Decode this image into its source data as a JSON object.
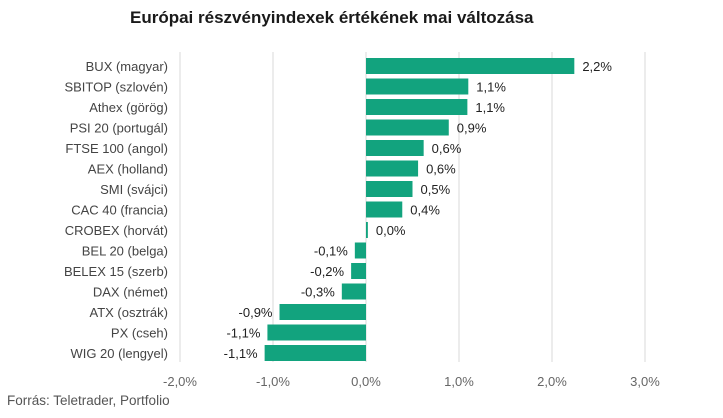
{
  "chart_data": {
    "type": "bar",
    "orientation": "horizontal",
    "title": "Európai részvényindexek értékének mai változása",
    "source": "Forrás: Teletrader, Portfolio",
    "bar_color": "#12a37e",
    "grid": true,
    "xlim": [
      -2.0,
      3.0
    ],
    "ticks": [
      -2.0,
      -1.0,
      0.0,
      1.0,
      2.0,
      3.0
    ],
    "tick_labels": [
      "-2,0%",
      "-1,0%",
      "0,0%",
      "1,0%",
      "2,0%",
      "3,0%"
    ],
    "categories": [
      "BUX (magyar)",
      "SBITOP (szlovén)",
      "Athex (görög)",
      "PSI 20 (portugál)",
      "FTSE 100 (angol)",
      "AEX (holland)",
      "SMI (svájci)",
      "CAC 40 (francia)",
      "CROBEX (horvát)",
      "BEL 20 (belga)",
      "BELEX 15 (szerb)",
      "DAX (német)",
      "ATX (osztrák)",
      "PX (cseh)",
      "WIG 20 (lengyel)"
    ],
    "values": [
      2.24,
      1.1,
      1.09,
      0.89,
      0.62,
      0.56,
      0.5,
      0.39,
      0.02,
      -0.12,
      -0.16,
      -0.26,
      -0.93,
      -1.06,
      -1.09
    ],
    "value_labels": [
      "2,2%",
      "1,1%",
      "1,1%",
      "0,9%",
      "0,6%",
      "0,6%",
      "0,5%",
      "0,4%",
      "0,0%",
      "-0,1%",
      "-0,2%",
      "-0,3%",
      "-0,9%",
      "-1,1%",
      "-1,1%"
    ]
  }
}
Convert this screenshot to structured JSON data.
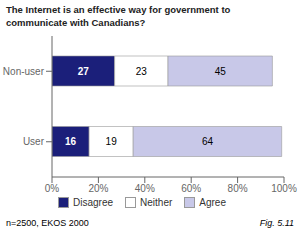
{
  "chart_data": {
    "type": "bar",
    "title": "The Internet is an effective way for government to\ncommunicate with Canadians?",
    "orientation": "horizontal",
    "stacked": true,
    "data_labels": true,
    "grid": false,
    "legend": "bottom",
    "categories": [
      "Non-user",
      "User"
    ],
    "series": [
      {
        "name": "Disagree",
        "color": "#1B1F7A",
        "values": [
          27,
          16
        ]
      },
      {
        "name": "Neither",
        "color": "#FFFFFF",
        "values": [
          23,
          19
        ]
      },
      {
        "name": "Agree",
        "color": "#C8C8E8",
        "values": [
          45,
          64
        ]
      }
    ],
    "xlim": [
      0,
      100
    ],
    "xticks": [
      {
        "value": 0,
        "label": "0%"
      },
      {
        "value": 20,
        "label": "20%"
      },
      {
        "value": 40,
        "label": "40%"
      },
      {
        "value": 60,
        "label": "60%"
      },
      {
        "value": 80,
        "label": "80%"
      },
      {
        "value": 100,
        "label": "100%"
      }
    ],
    "annotations": [
      "n=2500, EKOS 2000",
      "Fig. 5.11"
    ]
  }
}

☆ ☆ ☆

• EXERCISE BRIEF: Establish how many lines of the material above hold the word "this". Nothing but the count should be returned.

• EXERCISE OUTPUT: 2